**Set exercise**
Restate the whole listing exactly.

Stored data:
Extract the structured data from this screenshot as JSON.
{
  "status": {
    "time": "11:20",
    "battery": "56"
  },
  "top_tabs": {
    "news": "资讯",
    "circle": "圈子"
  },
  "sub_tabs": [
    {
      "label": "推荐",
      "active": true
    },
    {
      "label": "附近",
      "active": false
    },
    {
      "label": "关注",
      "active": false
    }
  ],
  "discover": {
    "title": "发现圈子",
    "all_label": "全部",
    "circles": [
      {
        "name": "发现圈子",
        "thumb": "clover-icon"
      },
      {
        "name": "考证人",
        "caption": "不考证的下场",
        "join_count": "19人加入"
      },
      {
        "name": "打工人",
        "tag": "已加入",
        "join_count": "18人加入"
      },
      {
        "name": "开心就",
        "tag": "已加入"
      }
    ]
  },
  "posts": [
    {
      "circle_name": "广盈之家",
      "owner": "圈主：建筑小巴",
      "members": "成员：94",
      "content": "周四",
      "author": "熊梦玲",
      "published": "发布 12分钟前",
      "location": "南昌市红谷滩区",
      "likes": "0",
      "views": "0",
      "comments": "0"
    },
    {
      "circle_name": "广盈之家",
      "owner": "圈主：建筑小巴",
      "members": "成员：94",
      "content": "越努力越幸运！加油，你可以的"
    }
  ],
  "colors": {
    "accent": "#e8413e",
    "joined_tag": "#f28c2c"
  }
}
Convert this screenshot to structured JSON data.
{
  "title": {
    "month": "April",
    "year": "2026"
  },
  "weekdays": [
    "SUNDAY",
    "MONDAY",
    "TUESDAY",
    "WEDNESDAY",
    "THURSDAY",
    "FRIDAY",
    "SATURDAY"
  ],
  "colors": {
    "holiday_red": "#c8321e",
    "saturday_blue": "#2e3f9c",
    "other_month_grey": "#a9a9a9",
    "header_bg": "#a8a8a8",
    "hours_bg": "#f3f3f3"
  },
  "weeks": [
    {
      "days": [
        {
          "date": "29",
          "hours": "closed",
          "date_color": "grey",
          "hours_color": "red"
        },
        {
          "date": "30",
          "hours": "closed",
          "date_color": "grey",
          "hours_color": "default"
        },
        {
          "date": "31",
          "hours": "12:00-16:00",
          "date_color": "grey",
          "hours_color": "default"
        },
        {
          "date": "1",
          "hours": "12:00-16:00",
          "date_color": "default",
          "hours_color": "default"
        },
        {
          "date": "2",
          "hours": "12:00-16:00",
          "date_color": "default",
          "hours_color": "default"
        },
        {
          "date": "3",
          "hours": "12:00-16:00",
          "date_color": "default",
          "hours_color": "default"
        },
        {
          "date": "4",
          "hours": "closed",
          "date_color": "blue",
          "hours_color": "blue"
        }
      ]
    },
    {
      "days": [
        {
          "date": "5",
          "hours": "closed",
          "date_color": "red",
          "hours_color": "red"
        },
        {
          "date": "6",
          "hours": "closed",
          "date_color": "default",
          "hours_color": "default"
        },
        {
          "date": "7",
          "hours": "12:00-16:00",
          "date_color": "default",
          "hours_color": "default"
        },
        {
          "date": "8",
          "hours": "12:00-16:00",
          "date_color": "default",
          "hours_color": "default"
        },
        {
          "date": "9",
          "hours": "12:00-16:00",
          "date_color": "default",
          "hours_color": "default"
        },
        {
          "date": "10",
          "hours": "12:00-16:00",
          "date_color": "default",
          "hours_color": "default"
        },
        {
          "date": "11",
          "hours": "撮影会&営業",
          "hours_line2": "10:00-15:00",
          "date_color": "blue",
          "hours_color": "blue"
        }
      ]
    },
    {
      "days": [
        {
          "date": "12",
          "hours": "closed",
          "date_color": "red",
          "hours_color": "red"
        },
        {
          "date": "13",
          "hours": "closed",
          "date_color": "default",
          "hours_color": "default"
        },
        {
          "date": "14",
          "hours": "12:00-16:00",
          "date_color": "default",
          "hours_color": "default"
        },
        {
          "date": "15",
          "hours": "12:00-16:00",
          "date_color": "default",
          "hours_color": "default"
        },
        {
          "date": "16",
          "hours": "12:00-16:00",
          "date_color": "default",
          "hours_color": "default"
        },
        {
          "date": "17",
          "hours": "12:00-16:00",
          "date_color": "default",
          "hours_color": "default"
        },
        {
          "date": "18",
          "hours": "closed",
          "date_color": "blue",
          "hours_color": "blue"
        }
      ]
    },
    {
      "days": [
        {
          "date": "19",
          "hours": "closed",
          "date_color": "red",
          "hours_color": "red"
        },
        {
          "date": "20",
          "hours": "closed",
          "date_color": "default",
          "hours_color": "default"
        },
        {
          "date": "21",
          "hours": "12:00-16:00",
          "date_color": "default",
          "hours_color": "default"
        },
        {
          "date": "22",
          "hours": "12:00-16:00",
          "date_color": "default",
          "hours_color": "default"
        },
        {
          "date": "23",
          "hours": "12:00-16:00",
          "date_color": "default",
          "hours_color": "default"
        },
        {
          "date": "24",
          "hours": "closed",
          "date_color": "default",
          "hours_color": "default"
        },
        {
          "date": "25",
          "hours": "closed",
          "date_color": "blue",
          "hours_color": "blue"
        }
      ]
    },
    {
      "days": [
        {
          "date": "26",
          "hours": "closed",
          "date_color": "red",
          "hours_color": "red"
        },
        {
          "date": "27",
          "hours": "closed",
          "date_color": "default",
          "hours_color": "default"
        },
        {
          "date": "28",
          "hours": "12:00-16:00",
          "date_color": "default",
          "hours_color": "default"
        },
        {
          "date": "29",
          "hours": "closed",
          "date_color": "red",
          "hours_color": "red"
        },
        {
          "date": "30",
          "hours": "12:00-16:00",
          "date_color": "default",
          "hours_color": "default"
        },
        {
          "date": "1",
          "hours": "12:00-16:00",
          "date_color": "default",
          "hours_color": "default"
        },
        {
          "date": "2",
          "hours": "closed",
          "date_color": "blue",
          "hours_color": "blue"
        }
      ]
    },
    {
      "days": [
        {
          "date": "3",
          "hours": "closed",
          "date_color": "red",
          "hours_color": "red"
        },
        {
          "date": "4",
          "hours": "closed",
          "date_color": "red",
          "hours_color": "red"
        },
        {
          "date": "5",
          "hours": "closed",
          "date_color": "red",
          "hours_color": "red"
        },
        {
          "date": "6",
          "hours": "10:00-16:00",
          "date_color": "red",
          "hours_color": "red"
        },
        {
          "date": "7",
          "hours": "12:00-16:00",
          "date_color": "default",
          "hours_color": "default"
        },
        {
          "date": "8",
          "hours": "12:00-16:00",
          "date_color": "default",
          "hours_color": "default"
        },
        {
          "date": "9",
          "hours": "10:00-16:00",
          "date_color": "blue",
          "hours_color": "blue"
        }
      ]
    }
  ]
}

**In response**
Extract the structured data from this screenshot as JSON.
{
  "status": {
    "time": "11:20",
    "battery": "56"
  },
  "top_tabs": {
    "news": "资讯",
    "circle": "圈子"
  },
  "sub_tabs": [
    {
      "label": "推荐",
      "active": true
    },
    {
      "label": "附近",
      "active": false
    },
    {
      "label": "关注",
      "active": false
    }
  ],
  "discover": {
    "title": "发现圈子",
    "all_label": "全部",
    "circles": [
      {
        "name": "发现圈子",
        "thumb": "clover-icon"
      },
      {
        "name": "考证人",
        "caption": "不考证的下场",
        "join_count": "19人加入"
      },
      {
        "name": "打工人",
        "tag": "已加入",
        "join_count": "18人加入"
      },
      {
        "name": "开心就",
        "tag": "已加入"
      }
    ]
  },
  "posts": [
    {
      "circle_name": "广盈之家",
      "owner": "圈主：建筑小巴",
      "members": "成员：94",
      "content": "周四",
      "author": "熊梦玲",
      "published": "发布 12分钟前",
      "location": "南昌市红谷滩区",
      "likes": "0",
      "views": "0",
      "comments": "0"
    },
    {
      "circle_name": "广盈之家",
      "owner": "圈主：建筑小巴",
      "members": "成员：94",
      "content": "越努力越幸运！加油，你可以的"
    }
  ],
  "colors": {
    "accent": "#e8413e",
    "joined_tag": "#f28c2c"
  }
}
Convert this screenshot to structured JSON data.
{
  "title": {
    "month": "April",
    "year": "2026"
  },
  "weekdays": [
    "SUNDAY",
    "MONDAY",
    "TUESDAY",
    "WEDNESDAY",
    "THURSDAY",
    "FRIDAY",
    "SATURDAY"
  ],
  "colors": {
    "holiday_red": "#c8321e",
    "saturday_blue": "#2e3f9c",
    "other_month_grey": "#a9a9a9",
    "header_bg": "#a8a8a8",
    "hours_bg": "#f3f3f3"
  },
  "weeks": [
    {
      "days": [
        {
          "date": "29",
          "hours": "closed",
          "date_color": "grey",
          "hours_color": "red"
        },
        {
          "date": "30",
          "hours": "closed",
          "date_color": "grey",
          "hours_color": "default"
        },
        {
          "date": "31",
          "hours": "12:00-16:00",
          "date_color": "grey",
          "hours_color": "default"
        },
        {
          "date": "1",
          "hours": "12:00-16:00",
          "date_color": "default",
          "hours_color": "default"
        },
        {
          "date": "2",
          "hours": "12:00-16:00",
          "date_color": "default",
          "hours_color": "default"
        },
        {
          "date": "3",
          "hours": "12:00-16:00",
          "date_color": "default",
          "hours_color": "default"
        },
        {
          "date": "4",
          "hours": "closed",
          "date_color": "blue",
          "hours_color": "blue"
        }
      ]
    },
    {
      "days": [
        {
          "date": "5",
          "hours": "closed",
          "date_color": "red",
          "hours_color": "red"
        },
        {
          "date": "6",
          "hours": "closed",
          "date_color": "default",
          "hours_color": "default"
        },
        {
          "date": "7",
          "hours": "12:00-16:00",
          "date_color": "default",
          "hours_color": "default"
        },
        {
          "date": "8",
          "hours": "12:00-16:00",
          "date_color": "default",
          "hours_color": "default"
        },
        {
          "date": "9",
          "hours": "12:00-16:00",
          "date_color": "default",
          "hours_color": "default"
        },
        {
          "date": "10",
          "hours": "12:00-16:00",
          "date_color": "default",
          "hours_color": "default"
        },
        {
          "date": "11",
          "hours": "撮影会&営業",
          "hours_line2": "10:00-15:00",
          "date_color": "blue",
          "hours_color": "blue"
        }
      ]
    },
    {
      "days": [
        {
          "date": "12",
          "hours": "closed",
          "date_color": "red",
          "hours_color": "red"
        },
        {
          "date": "13",
          "hours": "closed",
          "date_color": "default",
          "hours_color": "default"
        },
        {
          "date": "14",
          "hours": "12:00-16:00",
          "date_color": "default",
          "hours_color": "default"
        },
        {
          "date": "15",
          "hours": "12:00-16:00",
          "date_color": "default",
          "hours_color": "default"
        },
        {
          "date": "16",
          "hours": "12:00-16:00",
          "date_color": "default",
          "hours_color": "default"
        },
        {
          "date": "17",
          "hours": "12:00-16:00",
          "date_color": "default",
          "hours_color": "default"
        },
        {
          "date": "18",
          "hours": "closed",
          "date_color": "blue",
          "hours_color": "blue"
        }
      ]
    },
    {
      "days": [
        {
          "date": "19",
          "hours": "closed",
          "date_color": "red",
          "hours_color": "red"
        },
        {
          "date": "20",
          "hours": "closed",
          "date_color": "default",
          "hours_color": "default"
        },
        {
          "date": "21",
          "hours": "12:00-16:00",
          "date_color": "default",
          "hours_color": "default"
        },
        {
          "date": "22",
          "hours": "12:00-16:00",
          "date_color": "default",
          "hours_color": "default"
        },
        {
          "date": "23",
          "hours": "12:00-16:00",
          "date_color": "default",
          "hours_color": "default"
        },
        {
          "date": "24",
          "hours": "closed",
          "date_color": "default",
          "hours_color": "default"
        },
        {
          "date": "25",
          "hours": "closed",
          "date_color": "blue",
          "hours_color": "blue"
        }
      ]
    },
    {
      "days": [
        {
          "date": "26",
          "hours": "closed",
          "date_color": "red",
          "hours_color": "red"
        },
        {
          "date": "27",
          "hours": "closed",
          "date_color": "default",
          "hours_color": "default"
        },
        {
          "date": "28",
          "hours": "12:00-16:00",
          "date_color": "default",
          "hours_color": "default"
        },
        {
          "date": "29",
          "hours": "closed",
          "date_color": "red",
          "hours_color": "red"
        },
        {
          "date": "30",
          "hours": "12:00-16:00",
          "date_color": "default",
          "hours_color": "default"
        },
        {
          "date": "1",
          "hours": "12:00-16:00",
          "date_color": "default",
          "hours_color": "default"
        },
        {
          "date": "2",
          "hours": "closed",
          "date_color": "blue",
          "hours_color": "blue"
        }
      ]
    },
    {
      "days": [
        {
          "date": "3",
          "hours": "closed",
          "date_color": "red",
          "hours_color": "red"
        },
        {
          "date": "4",
          "hours": "closed",
          "date_color": "red",
          "hours_color": "red"
        },
        {
          "date": "5",
          "hours": "closed",
          "date_color": "red",
          "hours_color": "red"
        },
        {
          "date": "6",
          "hours": "10:00-16:00",
          "date_color": "red",
          "hours_color": "red"
        },
        {
          "date": "7",
          "hours": "12:00-16:00",
          "date_color": "default",
          "hours_color": "default"
        },
        {
          "date": "8",
          "hours": "12:00-16:00",
          "date_color": "default",
          "hours_color": "default"
        },
        {
          "date": "9",
          "hours": "10:00-16:00",
          "date_color": "blue",
          "hours_color": "blue"
        }
      ]
    }
  ]
}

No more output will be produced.